◆ **SET PROBLEM**: Set down the material below word for word, excluding the pictures.

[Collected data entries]
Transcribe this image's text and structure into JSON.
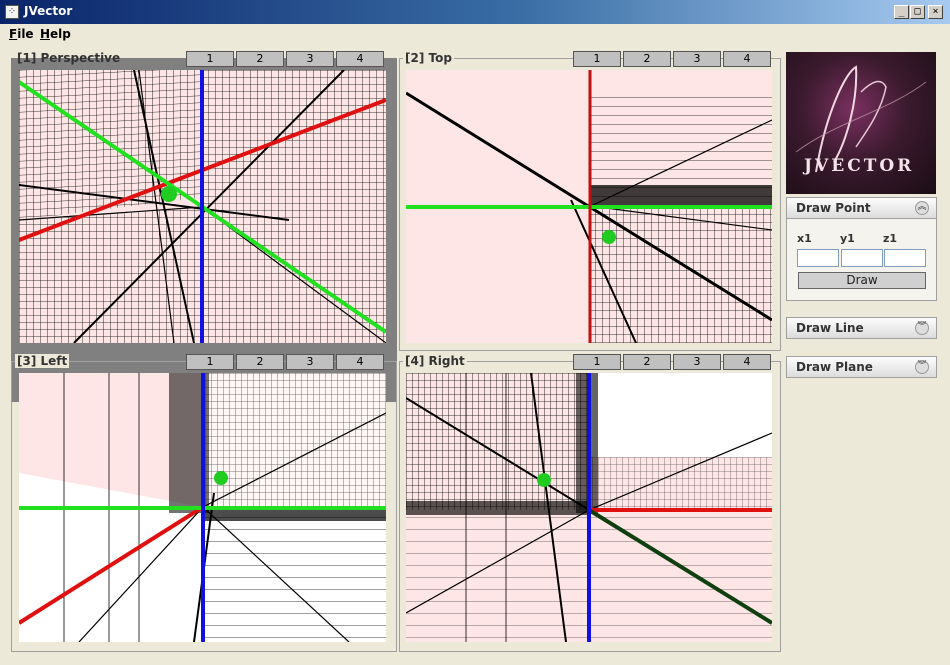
{
  "window": {
    "title": "JVector",
    "app_icon": "app-grid-icon"
  },
  "window_controls": {
    "minimize": "_",
    "maximize": "□",
    "close": "×"
  },
  "menu": {
    "items": [
      "File",
      "Help"
    ]
  },
  "viewports": [
    {
      "title": "[1] Perspective",
      "tabs": [
        "1",
        "2",
        "3",
        "4"
      ]
    },
    {
      "title": "[2] Top",
      "tabs": [
        "1",
        "2",
        "3",
        "4"
      ]
    },
    {
      "title": "[3] Left",
      "tabs": [
        "1",
        "2",
        "3",
        "4"
      ]
    },
    {
      "title": "[4] Right",
      "tabs": [
        "1",
        "2",
        "3",
        "4"
      ]
    }
  ],
  "logo": {
    "text": "JVECTOR"
  },
  "panels": {
    "draw_point": {
      "title": "Draw Point",
      "expanded": true,
      "fields": [
        {
          "label": "x1",
          "value": ""
        },
        {
          "label": "y1",
          "value": ""
        },
        {
          "label": "z1",
          "value": ""
        }
      ],
      "button": "Draw"
    },
    "draw_line": {
      "title": "Draw Line",
      "expanded": false
    },
    "draw_plane": {
      "title": "Draw Plane",
      "expanded": false
    }
  },
  "colors": {
    "x_axis": "#e01010",
    "y_axis": "#20e020",
    "z_axis": "#1010e0",
    "grid": "#000000",
    "canvas_bg": "#ffe6e6",
    "point": "#20cc20"
  }
}
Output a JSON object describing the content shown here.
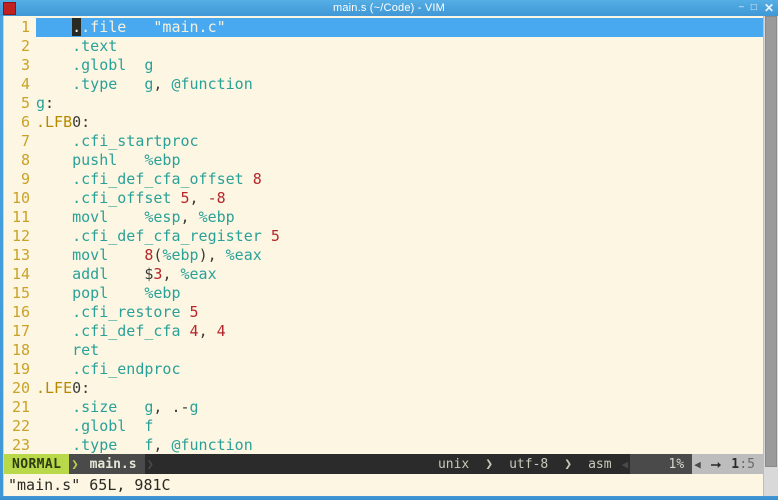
{
  "window": {
    "title": "main.s (~/Code) - VIM",
    "icon": "vim-icon",
    "controls": {
      "minimize": "–",
      "maximize": "□",
      "close": "✕"
    }
  },
  "editor": {
    "lines": [
      {
        "num": "1",
        "text": ".file   \"main.c\""
      },
      {
        "num": "2",
        "text": ".text"
      },
      {
        "num": "3",
        "text": ".globl  g"
      },
      {
        "num": "4",
        "text": ".type   g, @function"
      },
      {
        "num": "5",
        "text": "g:"
      },
      {
        "num": "6",
        "text": ".LFB0:"
      },
      {
        "num": "7",
        "text": ".cfi_startproc"
      },
      {
        "num": "8",
        "text": "pushl   %ebp"
      },
      {
        "num": "9",
        "text": ".cfi_def_cfa_offset 8"
      },
      {
        "num": "10",
        "text": ".cfi_offset 5, -8"
      },
      {
        "num": "11",
        "text": "movl    %esp, %ebp"
      },
      {
        "num": "12",
        "text": ".cfi_def_cfa_register 5"
      },
      {
        "num": "13",
        "text": "movl    8(%ebp), %eax"
      },
      {
        "num": "14",
        "text": "addl    $3, %eax"
      },
      {
        "num": "15",
        "text": "popl    %ebp"
      },
      {
        "num": "16",
        "text": ".cfi_restore 5"
      },
      {
        "num": "17",
        "text": ".cfi_def_cfa 4, 4"
      },
      {
        "num": "18",
        "text": "ret"
      },
      {
        "num": "19",
        "text": ".cfi_endproc"
      },
      {
        "num": "20",
        "text": ".LFE0:"
      },
      {
        "num": "21",
        "text": ".size   g, .-g"
      },
      {
        "num": "22",
        "text": ".globl  f"
      },
      {
        "num": "23",
        "text": ".type   f, @function"
      }
    ],
    "cursor_line": 1,
    "cursor_char": ".",
    "tokens": {
      "l1": {
        "a": ".file",
        "b": "   ",
        "c": "\"main.c\""
      },
      "l2": {
        "a": ".text"
      },
      "l3": {
        "a": ".globl",
        "b": "  ",
        "c": "g"
      },
      "l4": {
        "a": ".type",
        "b": "   ",
        "c": "g",
        "d": ", ",
        "e": "@function"
      },
      "l5": {
        "a": "g",
        "b": ":"
      },
      "l6": {
        "a": ".LFB",
        "b": "0",
        "c": ":"
      },
      "l7": {
        "a": ".cfi_startproc"
      },
      "l8": {
        "a": "pushl",
        "b": "   ",
        "c": "%ebp"
      },
      "l9": {
        "a": ".cfi_def_cfa_offset",
        "b": " ",
        "c": "8"
      },
      "l10": {
        "a": ".cfi_offset",
        "b": " ",
        "c": "5",
        "d": ", ",
        "e": "-8"
      },
      "l11": {
        "a": "movl",
        "b": "    ",
        "c": "%esp",
        "d": ", ",
        "e": "%ebp"
      },
      "l12": {
        "a": ".cfi_def_cfa_register",
        "b": " ",
        "c": "5"
      },
      "l13": {
        "a": "movl",
        "b": "    ",
        "c": "8",
        "d": "(",
        "e": "%ebp",
        "f": "), ",
        "g": "%eax"
      },
      "l14": {
        "a": "addl",
        "b": "    ",
        "c": "$",
        "d": "3",
        "e": ", ",
        "f": "%eax"
      },
      "l15": {
        "a": "popl",
        "b": "    ",
        "c": "%ebp"
      },
      "l16": {
        "a": ".cfi_restore",
        "b": " ",
        "c": "5"
      },
      "l17": {
        "a": ".cfi_def_cfa",
        "b": " ",
        "c": "4",
        "d": ", ",
        "e": "4"
      },
      "l18": {
        "a": "ret"
      },
      "l19": {
        "a": ".cfi_endproc"
      },
      "l20": {
        "a": ".LFE",
        "b": "0",
        "c": ":"
      },
      "l21": {
        "a": ".size",
        "b": "   ",
        "c": "g",
        "d": ", ",
        "e": ".-",
        "f": "g"
      },
      "l22": {
        "a": ".globl",
        "b": "  ",
        "c": "f"
      },
      "l23": {
        "a": ".type",
        "b": "   ",
        "c": "f",
        "d": ", ",
        "e": "@function"
      }
    }
  },
  "statusline": {
    "mode": "NORMAL",
    "separator_filled": "❯",
    "separator_thin": "❯",
    "filename": "main.s",
    "fileformat": "unix",
    "encoding": "utf-8",
    "filetype": "asm",
    "percent": "1%",
    "position_glyph": "⭢",
    "line": "1",
    "colon": ":",
    "column": "5",
    "arrow_left": "◀"
  },
  "cmdline": {
    "message": "\"main.s\" 65L, 981C"
  },
  "colors": {
    "titlebar": "#3f97d6",
    "background": "#fdf6e3",
    "cursorline": "#49a9f0",
    "mode_bg": "#b9d94a",
    "linenumber": "#c9a227",
    "directive": "#2aa198",
    "number": "#b5262b",
    "label": "#b58900"
  }
}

◆ **SOLVED PROBLEM**:
Transcribe this image's text and structure into JSON.
{
  "window": {
    "title": "JVector",
    "app_icon": "app-grid-icon"
  },
  "window_controls": {
    "minimize": "_",
    "maximize": "□",
    "close": "×"
  },
  "menu": {
    "items": [
      "File",
      "Help"
    ]
  },
  "viewports": [
    {
      "title": "[1] Perspective",
      "tabs": [
        "1",
        "2",
        "3",
        "4"
      ]
    },
    {
      "title": "[2] Top",
      "tabs": [
        "1",
        "2",
        "3",
        "4"
      ]
    },
    {
      "title": "[3] Left",
      "tabs": [
        "1",
        "2",
        "3",
        "4"
      ]
    },
    {
      "title": "[4] Right",
      "tabs": [
        "1",
        "2",
        "3",
        "4"
      ]
    }
  ],
  "logo": {
    "text": "JVECTOR"
  },
  "panels": {
    "draw_point": {
      "title": "Draw Point",
      "expanded": true,
      "fields": [
        {
          "label": "x1",
          "value": ""
        },
        {
          "label": "y1",
          "value": ""
        },
        {
          "label": "z1",
          "value": ""
        }
      ],
      "button": "Draw"
    },
    "draw_line": {
      "title": "Draw Line",
      "expanded": false
    },
    "draw_plane": {
      "title": "Draw Plane",
      "expanded": false
    }
  },
  "colors": {
    "x_axis": "#e01010",
    "y_axis": "#20e020",
    "z_axis": "#1010e0",
    "grid": "#000000",
    "canvas_bg": "#ffe6e6",
    "point": "#20cc20"
  }
}
Output a JSON object describing the content shown here.
{
  "window": {
    "title": "main.s (~/Code) - VIM",
    "icon": "vim-icon",
    "controls": {
      "minimize": "–",
      "maximize": "□",
      "close": "✕"
    }
  },
  "editor": {
    "lines": [
      {
        "num": "1",
        "text": ".file   \"main.c\""
      },
      {
        "num": "2",
        "text": ".text"
      },
      {
        "num": "3",
        "text": ".globl  g"
      },
      {
        "num": "4",
        "text": ".type   g, @function"
      },
      {
        "num": "5",
        "text": "g:"
      },
      {
        "num": "6",
        "text": ".LFB0:"
      },
      {
        "num": "7",
        "text": ".cfi_startproc"
      },
      {
        "num": "8",
        "text": "pushl   %ebp"
      },
      {
        "num": "9",
        "text": ".cfi_def_cfa_offset 8"
      },
      {
        "num": "10",
        "text": ".cfi_offset 5, -8"
      },
      {
        "num": "11",
        "text": "movl    %esp, %ebp"
      },
      {
        "num": "12",
        "text": ".cfi_def_cfa_register 5"
      },
      {
        "num": "13",
        "text": "movl    8(%ebp), %eax"
      },
      {
        "num": "14",
        "text": "addl    $3, %eax"
      },
      {
        "num": "15",
        "text": "popl    %ebp"
      },
      {
        "num": "16",
        "text": ".cfi_restore 5"
      },
      {
        "num": "17",
        "text": ".cfi_def_cfa 4, 4"
      },
      {
        "num": "18",
        "text": "ret"
      },
      {
        "num": "19",
        "text": ".cfi_endproc"
      },
      {
        "num": "20",
        "text": ".LFE0:"
      },
      {
        "num": "21",
        "text": ".size   g, .-g"
      },
      {
        "num": "22",
        "text": ".globl  f"
      },
      {
        "num": "23",
        "text": ".type   f, @function"
      }
    ],
    "cursor_line": 1,
    "cursor_char": ".",
    "tokens": {
      "l1": {
        "a": ".file",
        "b": "   ",
        "c": "\"main.c\""
      },
      "l2": {
        "a": ".text"
      },
      "l3": {
        "a": ".globl",
        "b": "  ",
        "c": "g"
      },
      "l4": {
        "a": ".type",
        "b": "   ",
        "c": "g",
        "d": ", ",
        "e": "@function"
      },
      "l5": {
        "a": "g",
        "b": ":"
      },
      "l6": {
        "a": ".LFB",
        "b": "0",
        "c": ":"
      },
      "l7": {
        "a": ".cfi_startproc"
      },
      "l8": {
        "a": "pushl",
        "b": "   ",
        "c": "%ebp"
      },
      "l9": {
        "a": ".cfi_def_cfa_offset",
        "b": " ",
        "c": "8"
      },
      "l10": {
        "a": ".cfi_offset",
        "b": " ",
        "c": "5",
        "d": ", ",
        "e": "-8"
      },
      "l11": {
        "a": "movl",
        "b": "    ",
        "c": "%esp",
        "d": ", ",
        "e": "%ebp"
      },
      "l12": {
        "a": ".cfi_def_cfa_register",
        "b": " ",
        "c": "5"
      },
      "l13": {
        "a": "movl",
        "b": "    ",
        "c": "8",
        "d": "(",
        "e": "%ebp",
        "f": "), ",
        "g": "%eax"
      },
      "l14": {
        "a": "addl",
        "b": "    ",
        "c": "$",
        "d": "3",
        "e": ", ",
        "f": "%eax"
      },
      "l15": {
        "a": "popl",
        "b": "    ",
        "c": "%ebp"
      },
      "l16": {
        "a": ".cfi_restore",
        "b": " ",
        "c": "5"
      },
      "l17": {
        "a": ".cfi_def_cfa",
        "b": " ",
        "c": "4",
        "d": ", ",
        "e": "4"
      },
      "l18": {
        "a": "ret"
      },
      "l19": {
        "a": ".cfi_endproc"
      },
      "l20": {
        "a": ".LFE",
        "b": "0",
        "c": ":"
      },
      "l21": {
        "a": ".size",
        "b": "   ",
        "c": "g",
        "d": ", ",
        "e": ".-",
        "f": "g"
      },
      "l22": {
        "a": ".globl",
        "b": "  ",
        "c": "f"
      },
      "l23": {
        "a": ".type",
        "b": "   ",
        "c": "f",
        "d": ", ",
        "e": "@function"
      }
    }
  },
  "statusline": {
    "mode": "NORMAL",
    "separator_filled": "❯",
    "separator_thin": "❯",
    "filename": "main.s",
    "fileformat": "unix",
    "encoding": "utf-8",
    "filetype": "asm",
    "percent": "1%",
    "position_glyph": "⭢",
    "line": "1",
    "colon": ":",
    "column": "5",
    "arrow_left": "◀"
  },
  "cmdline": {
    "message": "\"main.s\" 65L, 981C"
  },
  "colors": {
    "titlebar": "#3f97d6",
    "background": "#fdf6e3",
    "cursorline": "#49a9f0",
    "mode_bg": "#b9d94a",
    "linenumber": "#c9a227",
    "directive": "#2aa198",
    "number": "#b5262b",
    "label": "#b58900"
  }
}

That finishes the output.